* Dataset entries
>> START

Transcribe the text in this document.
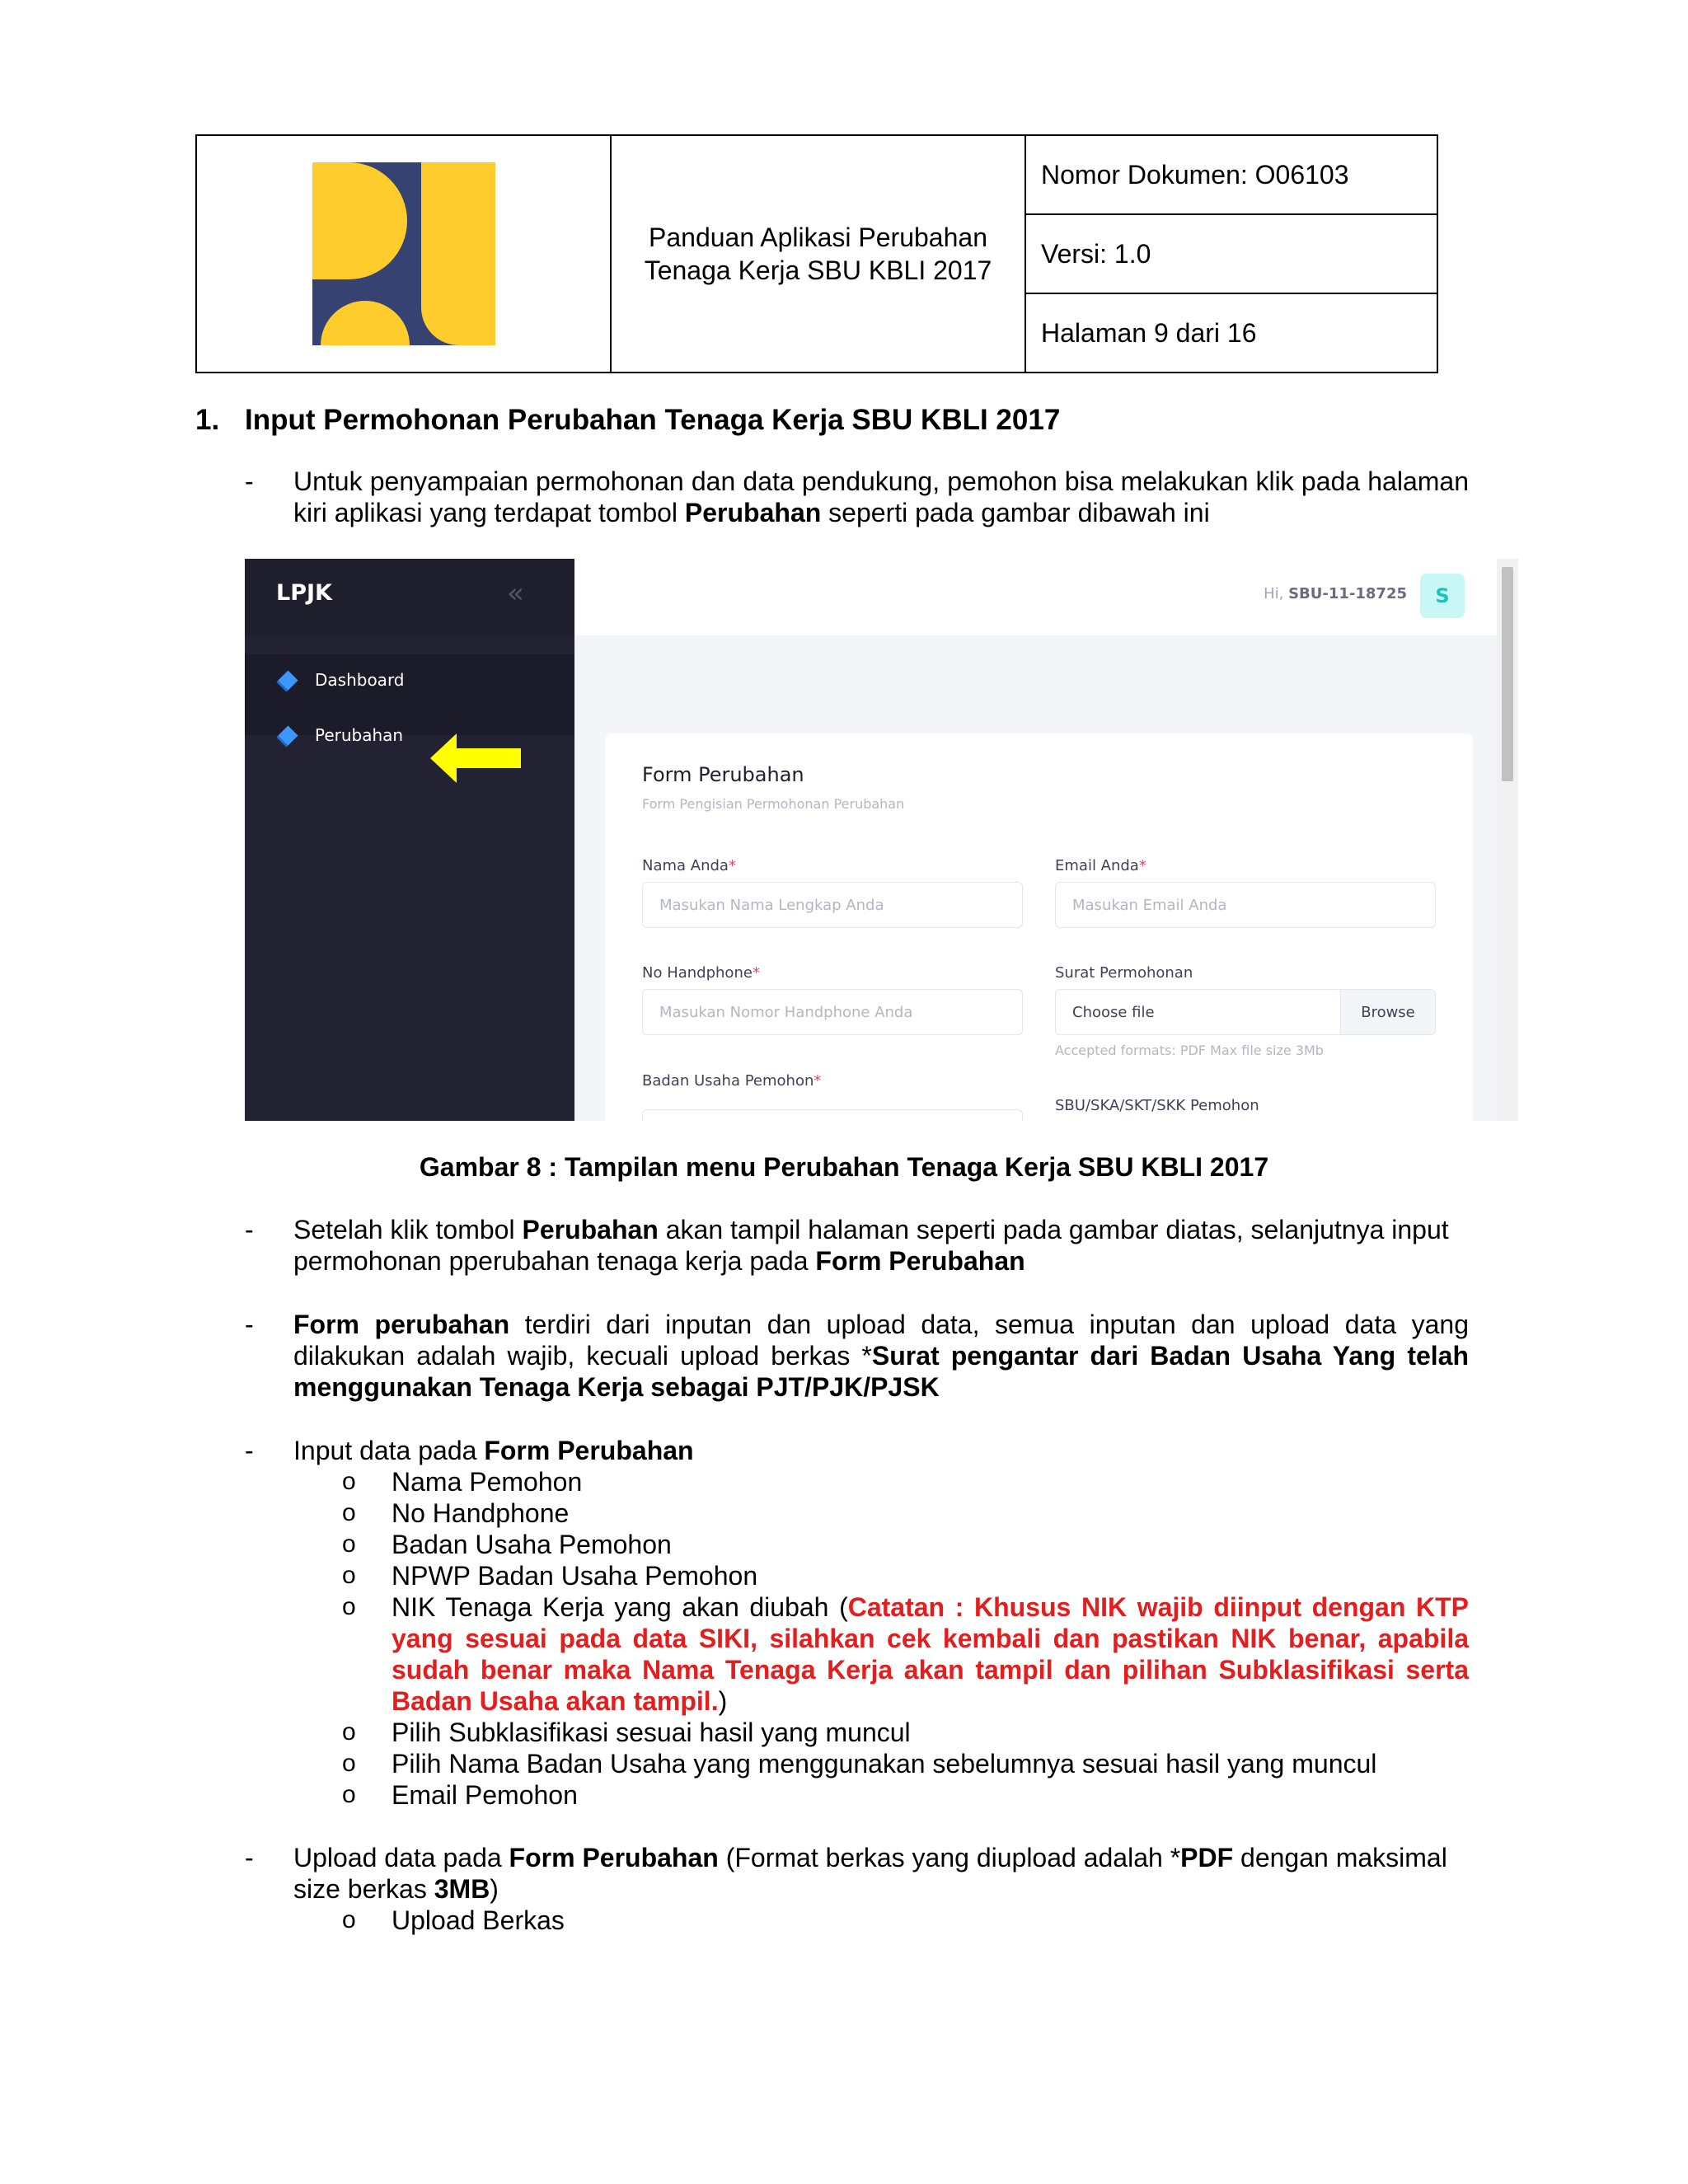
Panduan Aplikasi Perubahan
Tenaga Kerja SBU KBLI 2017
Nomor Dokumen: O06103
Versi: 1.0
Halaman 9 dari 16
1. Input Permohonan Perubahan Tenaga Kerja SBU KBLI 2017
- Untuk penyampaian permohonan dan data pendukung, pemohon bisa melakukan klik pada halaman kiri aplikasi yang terdapat tombol Perubahan seperti pada gambar dibawah ini
LPJK	«
Dashboard
Perubahan
Hi, SBU-11-18725	S
Form Perubahan
Form Pengisian Permohonan Perubahan
Nama Anda*
Masukan Nama Lengkap Anda
Email Anda*
Masukan Email Anda
No Handphone*
Masukan Nomor Handphone Anda
Surat Permohonan
Choose file	Browse
Accepted formats: PDF Max file size 3Mb
Badan Usaha Pemohon*
SBU/SKA/SKT/SKK Pemohon
Gambar 8 : Tampilan menu Perubahan Tenaga Kerja SBU KBLI 2017
- Setelah klik tombol Perubahan akan tampil halaman seperti pada gambar diatas, selanjutnya input permohonan pperubahan tenaga kerja pada Form Perubahan
- Form perubahan terdiri dari inputan dan upload data, semua inputan dan upload data yang dilakukan adalah wajib, kecuali upload berkas *Surat pengantar dari Badan Usaha Yang telah menggunakan Tenaga Kerja sebagai PJT/PJK/PJSK
- Input data pada Form Perubahan
o Nama Pemohon
o No Handphone
o Badan Usaha Pemohon
o NPWP Badan Usaha Pemohon
o NIK Tenaga Kerja yang akan diubah (Catatan : Khusus NIK wajib diinput dengan KTP yang sesuai pada data SIKI, silahkan cek kembali dan pastikan NIK benar, apabila sudah benar maka Nama Tenaga Kerja akan tampil dan pilihan Subklasifikasi serta Badan Usaha akan tampil.)
o Pilih Subklasifikasi sesuai hasil yang muncul
o Pilih Nama Badan Usaha yang menggunakan sebelumnya sesuai hasil yang muncul
o Email Pemohon
- Upload data pada Form Perubahan (Format berkas yang diupload adalah *PDF dengan maksimal size berkas 3MB)
o Upload Berkas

>> END

Reproduce all of the entries word for word, skipping any pictures they hold.

* FINAL ANSWER
Transcribe the text in this document.
Panduan Aplikasi Perubahan
Tenaga Kerja SBU KBLI 2017
Nomor Dokumen: O06103
Versi: 1.0
Halaman 9 dari 16
1. Input Permohonan Perubahan Tenaga Kerja SBU KBLI 2017
- Untuk penyampaian permohonan dan data pendukung, pemohon bisa melakukan klik pada halaman kiri aplikasi yang terdapat tombol Perubahan seperti pada gambar dibawah ini
LPJK	«
Dashboard
Perubahan
Hi, SBU-11-18725	S
Form Perubahan
Form Pengisian Permohonan Perubahan
Nama Anda*
Masukan Nama Lengkap Anda
Email Anda*
Masukan Email Anda
No Handphone*
Masukan Nomor Handphone Anda
Surat Permohonan
Choose file	Browse
Accepted formats: PDF Max file size 3Mb
Badan Usaha Pemohon*
SBU/SKA/SKT/SKK Pemohon
Gambar 8 : Tampilan menu Perubahan Tenaga Kerja SBU KBLI 2017
- Setelah klik tombol Perubahan akan tampil halaman seperti pada gambar diatas, selanjutnya input permohonan pperubahan tenaga kerja pada Form Perubahan
- Form perubahan terdiri dari inputan dan upload data, semua inputan dan upload data yang dilakukan adalah wajib, kecuali upload berkas *Surat pengantar dari Badan Usaha Yang telah menggunakan Tenaga Kerja sebagai PJT/PJK/PJSK
- Input data pada Form Perubahan
o Nama Pemohon
o No Handphone
o Badan Usaha Pemohon
o NPWP Badan Usaha Pemohon
o NIK Tenaga Kerja yang akan diubah (Catatan : Khusus NIK wajib diinput dengan KTP yang sesuai pada data SIKI, silahkan cek kembali dan pastikan NIK benar, apabila sudah benar maka Nama Tenaga Kerja akan tampil dan pilihan Subklasifikasi serta Badan Usaha akan tampil.)
o Pilih Subklasifikasi sesuai hasil yang muncul
o Pilih Nama Badan Usaha yang menggunakan sebelumnya sesuai hasil yang muncul
o Email Pemohon
- Upload data pada Form Perubahan (Format berkas yang diupload adalah *PDF dengan maksimal size berkas 3MB)
o Upload Berkas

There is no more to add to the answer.